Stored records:
%%

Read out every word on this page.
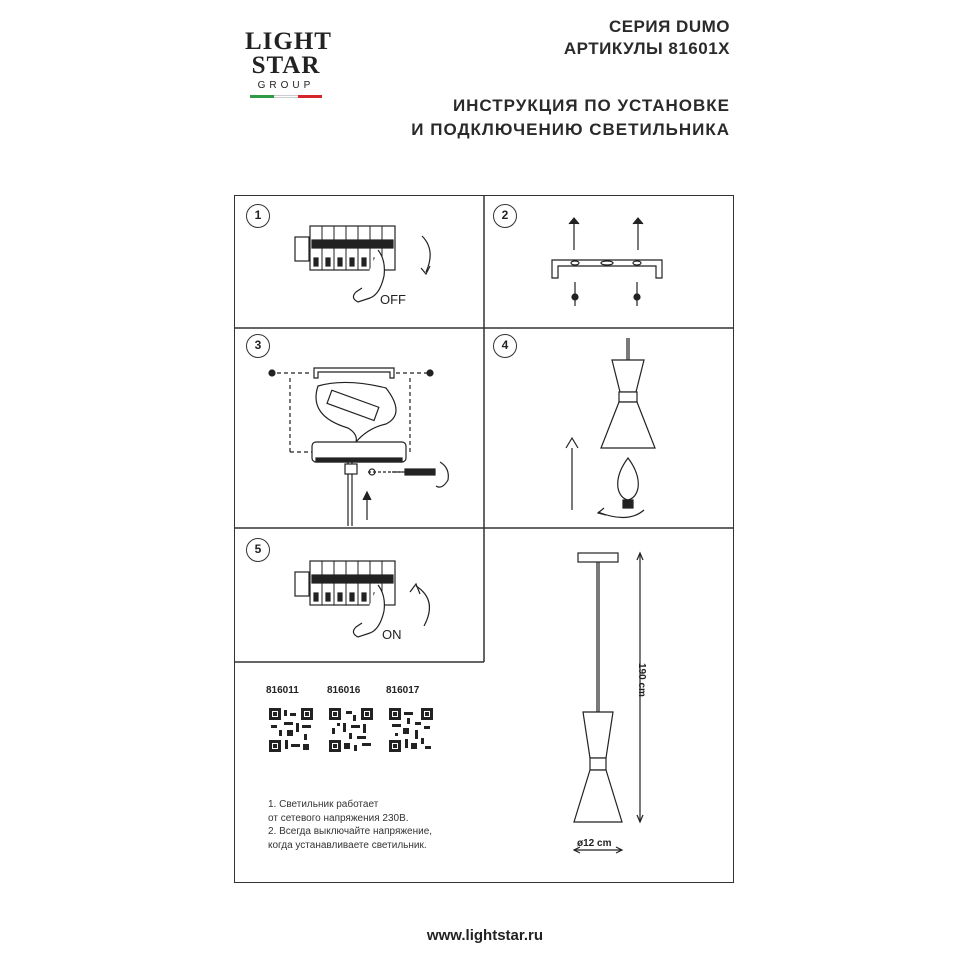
LIGHT
STAR
GROUP
СЕРИЯ DUMO
АРТИКУЛЫ 81601X
ИНСТРУКЦИЯ ПО УСТАНОВКЕ
И ПОДКЛЮЧЕНИЮ СВЕТИЛЬНИКА
1
OFF
2
3	4
5
ON
816011	816016	816017
1. Светильник работает
от сетевого напряжения 230В.
2. Всегда выключайте напряжение,
когда устанавливаете светильник.
190 cm
ø12 cm
www.lightstar.ru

%%

## AIM
Reproduce each line exactly as it appears, omitting the pictures.

## OUTPUT
Read out every word on this page.
LIGHT
STAR
GROUP
СЕРИЯ DUMO
АРТИКУЛЫ 81601X
ИНСТРУКЦИЯ ПО УСТАНОВКЕ
И ПОДКЛЮЧЕНИЮ СВЕТИЛЬНИКА
1
OFF
2
3	4
5
ON
816011	816016	816017
1. Светильник работает
от сетевого напряжения 230В.
2. Всегда выключайте напряжение,
когда устанавливаете светильник.
190 cm
ø12 cm
www.lightstar.ru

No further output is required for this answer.